→ **TO DO**
Omit any picture, and return the remaining data exactly as written.

********************

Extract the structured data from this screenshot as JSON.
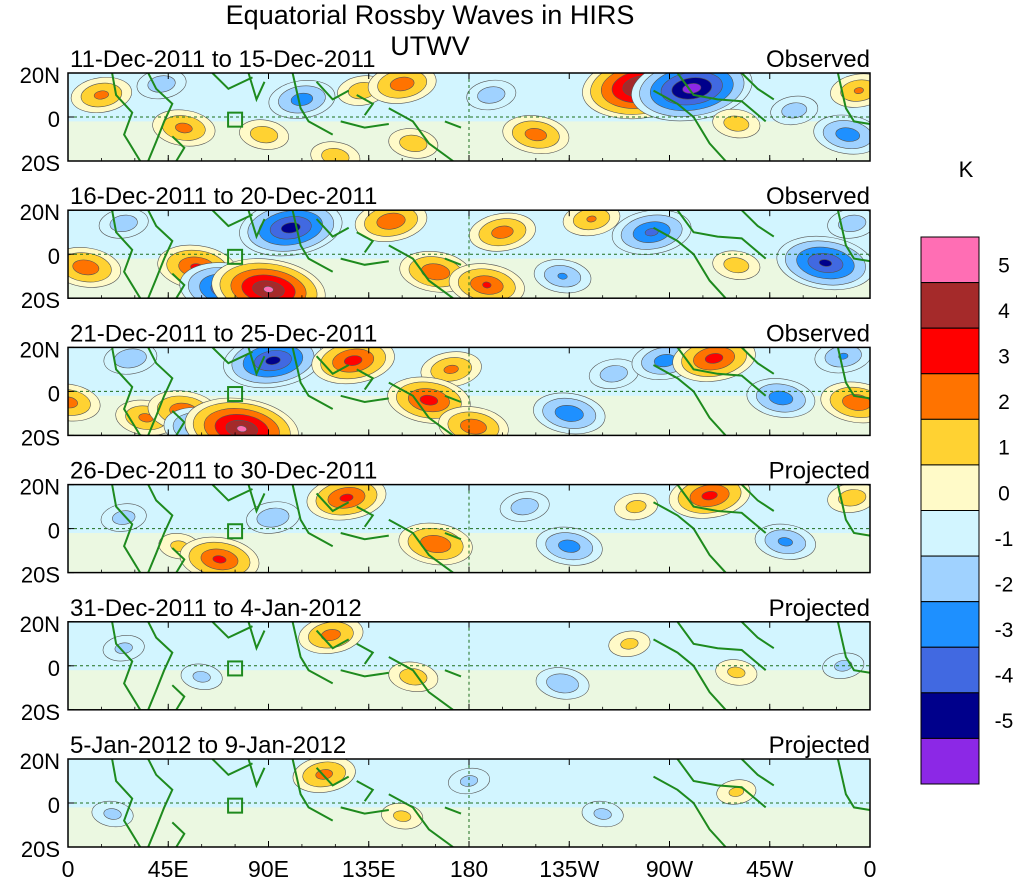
{
  "chart_data": {
    "type": "heatmap",
    "title": "Equatorial Rossby Waves in HIRS UTWV",
    "units": "K",
    "x_ticks": [
      "0",
      "45E",
      "90E",
      "135E",
      "180",
      "135W",
      "90W",
      "45W",
      "0"
    ],
    "y_ticks": [
      "20N",
      "0",
      "20S"
    ],
    "colorbar": {
      "labels": [
        "5",
        "4",
        "3",
        "2",
        "1",
        "0",
        "-1",
        "-2",
        "-3",
        "-4",
        "-5"
      ],
      "colors": [
        "#ff6eb4",
        "#a52a2a",
        "#ff0000",
        "#ff7300",
        "#ffd232",
        "#fffac8",
        "#d2f5ff",
        "#a0d2ff",
        "#1e90ff",
        "#4169e1",
        "#00008b",
        "#8c28e6"
      ]
    },
    "panels": [
      {
        "date": "11-Dec-2011 to 15-Dec-2011",
        "status": "Observed",
        "blobs": [
          {
            "lon": 15,
            "lat": 10,
            "v": 2.2
          },
          {
            "lon": 42,
            "lat": 15,
            "v": -1.6
          },
          {
            "lon": 52,
            "lat": -5,
            "v": 2.3
          },
          {
            "lon": 88,
            "lat": -8,
            "v": 1.6
          },
          {
            "lon": 105,
            "lat": 8,
            "v": -2.5
          },
          {
            "lon": 120,
            "lat": -18,
            "v": 1.6
          },
          {
            "lon": 132,
            "lat": 12,
            "v": 1.6
          },
          {
            "lon": 150,
            "lat": 15,
            "v": 2.6
          },
          {
            "lon": 155,
            "lat": -12,
            "v": 1.6
          },
          {
            "lon": 190,
            "lat": 10,
            "v": -1.6
          },
          {
            "lon": 210,
            "lat": -8,
            "v": 2.5
          },
          {
            "lon": 258,
            "lat": 14,
            "v": 5.5
          },
          {
            "lon": 280,
            "lat": 13,
            "v": -5.5
          },
          {
            "lon": 300,
            "lat": -3,
            "v": 1.5
          },
          {
            "lon": 326,
            "lat": 3,
            "v": -1.5
          },
          {
            "lon": 350,
            "lat": -8,
            "v": -2.6
          },
          {
            "lon": 355,
            "lat": 12,
            "v": 2.0
          }
        ]
      },
      {
        "date": "16-Dec-2011 to 20-Dec-2011",
        "status": "Observed",
        "blobs": [
          {
            "lon": 8,
            "lat": -6,
            "v": 2.7
          },
          {
            "lon": 25,
            "lat": 14,
            "v": -1.6
          },
          {
            "lon": 58,
            "lat": -6,
            "v": 3.2
          },
          {
            "lon": 72,
            "lat": -16,
            "v": -4.2
          },
          {
            "lon": 90,
            "lat": -16,
            "v": 5.1
          },
          {
            "lon": 100,
            "lat": 12,
            "v": -4.5
          },
          {
            "lon": 145,
            "lat": 15,
            "v": 2.8
          },
          {
            "lon": 165,
            "lat": -8,
            "v": 2.8
          },
          {
            "lon": 188,
            "lat": -14,
            "v": 3.0
          },
          {
            "lon": 195,
            "lat": 10,
            "v": 2.5
          },
          {
            "lon": 235,
            "lat": 16,
            "v": 2.0
          },
          {
            "lon": 222,
            "lat": -10,
            "v": -2.0
          },
          {
            "lon": 262,
            "lat": 10,
            "v": -3.2
          },
          {
            "lon": 300,
            "lat": -5,
            "v": 1.5
          },
          {
            "lon": 340,
            "lat": -4,
            "v": -4.2
          },
          {
            "lon": 352,
            "lat": 14,
            "v": -1.6
          }
        ]
      },
      {
        "date": "21-Dec-2011 to 25-Dec-2011",
        "status": "Observed",
        "blobs": [
          {
            "lon": 0,
            "lat": -5,
            "v": 2.4
          },
          {
            "lon": 28,
            "lat": 15,
            "v": -1.8
          },
          {
            "lon": 35,
            "lat": -12,
            "v": 2.2
          },
          {
            "lon": 52,
            "lat": -9,
            "v": 2.8
          },
          {
            "lon": 60,
            "lat": -17,
            "v": -3.0
          },
          {
            "lon": 78,
            "lat": -17,
            "v": 5.1
          },
          {
            "lon": 92,
            "lat": 14,
            "v": -4.3
          },
          {
            "lon": 128,
            "lat": 14,
            "v": 3.4
          },
          {
            "lon": 172,
            "lat": 10,
            "v": 2.2
          },
          {
            "lon": 162,
            "lat": -4,
            "v": 3.4
          },
          {
            "lon": 182,
            "lat": -16,
            "v": 2.7
          },
          {
            "lon": 225,
            "lat": -10,
            "v": -2.8
          },
          {
            "lon": 245,
            "lat": 8,
            "v": -1.6
          },
          {
            "lon": 268,
            "lat": 14,
            "v": -2.5
          },
          {
            "lon": 290,
            "lat": 15,
            "v": 3.4
          },
          {
            "lon": 320,
            "lat": -3,
            "v": -2.6
          },
          {
            "lon": 354,
            "lat": -5,
            "v": 2.8
          },
          {
            "lon": 348,
            "lat": 16,
            "v": -2.0
          }
        ]
      },
      {
        "date": "26-Dec-2011 to 30-Dec-2011",
        "status": "Projected",
        "blobs": [
          {
            "lon": 25,
            "lat": 5,
            "v": -1.4
          },
          {
            "lon": 50,
            "lat": -8,
            "v": 1.2
          },
          {
            "lon": 68,
            "lat": -14,
            "v": 3.2
          },
          {
            "lon": 92,
            "lat": 5,
            "v": -1.8
          },
          {
            "lon": 125,
            "lat": 14,
            "v": 3.2
          },
          {
            "lon": 165,
            "lat": -7,
            "v": 2.9
          },
          {
            "lon": 205,
            "lat": 10,
            "v": -1.6
          },
          {
            "lon": 225,
            "lat": -8,
            "v": -2.5
          },
          {
            "lon": 255,
            "lat": 10,
            "v": 1.3
          },
          {
            "lon": 288,
            "lat": 15,
            "v": 3.3
          },
          {
            "lon": 322,
            "lat": -6,
            "v": -2.2
          },
          {
            "lon": 352,
            "lat": 14,
            "v": 1.6
          }
        ]
      },
      {
        "date": "31-Dec-2011 to 4-Jan-2012",
        "status": "Projected",
        "blobs": [
          {
            "lon": 25,
            "lat": 8,
            "v": -1.2
          },
          {
            "lon": 60,
            "lat": -5,
            "v": -1.2
          },
          {
            "lon": 118,
            "lat": 14,
            "v": 2.4
          },
          {
            "lon": 155,
            "lat": -5,
            "v": 1.6
          },
          {
            "lon": 222,
            "lat": -8,
            "v": -1.8
          },
          {
            "lon": 252,
            "lat": 10,
            "v": 1.2
          },
          {
            "lon": 300,
            "lat": -3,
            "v": 1.2
          },
          {
            "lon": 348,
            "lat": 0,
            "v": -1.2
          }
        ]
      },
      {
        "date": "5-Jan-2012 to 9-Jan-2012",
        "status": "Projected",
        "blobs": [
          {
            "lon": 20,
            "lat": -5,
            "v": -1.2
          },
          {
            "lon": 115,
            "lat": 13,
            "v": 2.3
          },
          {
            "lon": 150,
            "lat": -6,
            "v": 1.2
          },
          {
            "lon": 180,
            "lat": 10,
            "v": -1.2
          },
          {
            "lon": 240,
            "lat": -5,
            "v": -1.2
          },
          {
            "lon": 300,
            "lat": 5,
            "v": 1.1
          }
        ]
      }
    ]
  }
}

********************

→ **TASK RESPONSE**
Extract the structured data from this screenshot as JSON.
{
  "chart_data": {
    "type": "heatmap",
    "title": "Equatorial Rossby Waves in HIRS UTWV",
    "units": "K",
    "x_ticks": [
      "0",
      "45E",
      "90E",
      "135E",
      "180",
      "135W",
      "90W",
      "45W",
      "0"
    ],
    "y_ticks": [
      "20N",
      "0",
      "20S"
    ],
    "colorbar": {
      "labels": [
        "5",
        "4",
        "3",
        "2",
        "1",
        "0",
        "-1",
        "-2",
        "-3",
        "-4",
        "-5"
      ],
      "colors": [
        "#ff6eb4",
        "#a52a2a",
        "#ff0000",
        "#ff7300",
        "#ffd232",
        "#fffac8",
        "#d2f5ff",
        "#a0d2ff",
        "#1e90ff",
        "#4169e1",
        "#00008b",
        "#8c28e6"
      ]
    },
    "panels": [
      {
        "date": "11-Dec-2011 to 15-Dec-2011",
        "status": "Observed",
        "blobs": [
          {
            "lon": 15,
            "lat": 10,
            "v": 2.2
          },
          {
            "lon": 42,
            "lat": 15,
            "v": -1.6
          },
          {
            "lon": 52,
            "lat": -5,
            "v": 2.3
          },
          {
            "lon": 88,
            "lat": -8,
            "v": 1.6
          },
          {
            "lon": 105,
            "lat": 8,
            "v": -2.5
          },
          {
            "lon": 120,
            "lat": -18,
            "v": 1.6
          },
          {
            "lon": 132,
            "lat": 12,
            "v": 1.6
          },
          {
            "lon": 150,
            "lat": 15,
            "v": 2.6
          },
          {
            "lon": 155,
            "lat": -12,
            "v": 1.6
          },
          {
            "lon": 190,
            "lat": 10,
            "v": -1.6
          },
          {
            "lon": 210,
            "lat": -8,
            "v": 2.5
          },
          {
            "lon": 258,
            "lat": 14,
            "v": 5.5
          },
          {
            "lon": 280,
            "lat": 13,
            "v": -5.5
          },
          {
            "lon": 300,
            "lat": -3,
            "v": 1.5
          },
          {
            "lon": 326,
            "lat": 3,
            "v": -1.5
          },
          {
            "lon": 350,
            "lat": -8,
            "v": -2.6
          },
          {
            "lon": 355,
            "lat": 12,
            "v": 2.0
          }
        ]
      },
      {
        "date": "16-Dec-2011 to 20-Dec-2011",
        "status": "Observed",
        "blobs": [
          {
            "lon": 8,
            "lat": -6,
            "v": 2.7
          },
          {
            "lon": 25,
            "lat": 14,
            "v": -1.6
          },
          {
            "lon": 58,
            "lat": -6,
            "v": 3.2
          },
          {
            "lon": 72,
            "lat": -16,
            "v": -4.2
          },
          {
            "lon": 90,
            "lat": -16,
            "v": 5.1
          },
          {
            "lon": 100,
            "lat": 12,
            "v": -4.5
          },
          {
            "lon": 145,
            "lat": 15,
            "v": 2.8
          },
          {
            "lon": 165,
            "lat": -8,
            "v": 2.8
          },
          {
            "lon": 188,
            "lat": -14,
            "v": 3.0
          },
          {
            "lon": 195,
            "lat": 10,
            "v": 2.5
          },
          {
            "lon": 235,
            "lat": 16,
            "v": 2.0
          },
          {
            "lon": 222,
            "lat": -10,
            "v": -2.0
          },
          {
            "lon": 262,
            "lat": 10,
            "v": -3.2
          },
          {
            "lon": 300,
            "lat": -5,
            "v": 1.5
          },
          {
            "lon": 340,
            "lat": -4,
            "v": -4.2
          },
          {
            "lon": 352,
            "lat": 14,
            "v": -1.6
          }
        ]
      },
      {
        "date": "21-Dec-2011 to 25-Dec-2011",
        "status": "Observed",
        "blobs": [
          {
            "lon": 0,
            "lat": -5,
            "v": 2.4
          },
          {
            "lon": 28,
            "lat": 15,
            "v": -1.8
          },
          {
            "lon": 35,
            "lat": -12,
            "v": 2.2
          },
          {
            "lon": 52,
            "lat": -9,
            "v": 2.8
          },
          {
            "lon": 60,
            "lat": -17,
            "v": -3.0
          },
          {
            "lon": 78,
            "lat": -17,
            "v": 5.1
          },
          {
            "lon": 92,
            "lat": 14,
            "v": -4.3
          },
          {
            "lon": 128,
            "lat": 14,
            "v": 3.4
          },
          {
            "lon": 172,
            "lat": 10,
            "v": 2.2
          },
          {
            "lon": 162,
            "lat": -4,
            "v": 3.4
          },
          {
            "lon": 182,
            "lat": -16,
            "v": 2.7
          },
          {
            "lon": 225,
            "lat": -10,
            "v": -2.8
          },
          {
            "lon": 245,
            "lat": 8,
            "v": -1.6
          },
          {
            "lon": 268,
            "lat": 14,
            "v": -2.5
          },
          {
            "lon": 290,
            "lat": 15,
            "v": 3.4
          },
          {
            "lon": 320,
            "lat": -3,
            "v": -2.6
          },
          {
            "lon": 354,
            "lat": -5,
            "v": 2.8
          },
          {
            "lon": 348,
            "lat": 16,
            "v": -2.0
          }
        ]
      },
      {
        "date": "26-Dec-2011 to 30-Dec-2011",
        "status": "Projected",
        "blobs": [
          {
            "lon": 25,
            "lat": 5,
            "v": -1.4
          },
          {
            "lon": 50,
            "lat": -8,
            "v": 1.2
          },
          {
            "lon": 68,
            "lat": -14,
            "v": 3.2
          },
          {
            "lon": 92,
            "lat": 5,
            "v": -1.8
          },
          {
            "lon": 125,
            "lat": 14,
            "v": 3.2
          },
          {
            "lon": 165,
            "lat": -7,
            "v": 2.9
          },
          {
            "lon": 205,
            "lat": 10,
            "v": -1.6
          },
          {
            "lon": 225,
            "lat": -8,
            "v": -2.5
          },
          {
            "lon": 255,
            "lat": 10,
            "v": 1.3
          },
          {
            "lon": 288,
            "lat": 15,
            "v": 3.3
          },
          {
            "lon": 322,
            "lat": -6,
            "v": -2.2
          },
          {
            "lon": 352,
            "lat": 14,
            "v": 1.6
          }
        ]
      },
      {
        "date": "31-Dec-2011 to 4-Jan-2012",
        "status": "Projected",
        "blobs": [
          {
            "lon": 25,
            "lat": 8,
            "v": -1.2
          },
          {
            "lon": 60,
            "lat": -5,
            "v": -1.2
          },
          {
            "lon": 118,
            "lat": 14,
            "v": 2.4
          },
          {
            "lon": 155,
            "lat": -5,
            "v": 1.6
          },
          {
            "lon": 222,
            "lat": -8,
            "v": -1.8
          },
          {
            "lon": 252,
            "lat": 10,
            "v": 1.2
          },
          {
            "lon": 300,
            "lat": -3,
            "v": 1.2
          },
          {
            "lon": 348,
            "lat": 0,
            "v": -1.2
          }
        ]
      },
      {
        "date": "5-Jan-2012 to 9-Jan-2012",
        "status": "Projected",
        "blobs": [
          {
            "lon": 20,
            "lat": -5,
            "v": -1.2
          },
          {
            "lon": 115,
            "lat": 13,
            "v": 2.3
          },
          {
            "lon": 150,
            "lat": -6,
            "v": 1.2
          },
          {
            "lon": 180,
            "lat": 10,
            "v": -1.2
          },
          {
            "lon": 240,
            "lat": -5,
            "v": -1.2
          },
          {
            "lon": 300,
            "lat": 5,
            "v": 1.1
          }
        ]
      }
    ]
  }
}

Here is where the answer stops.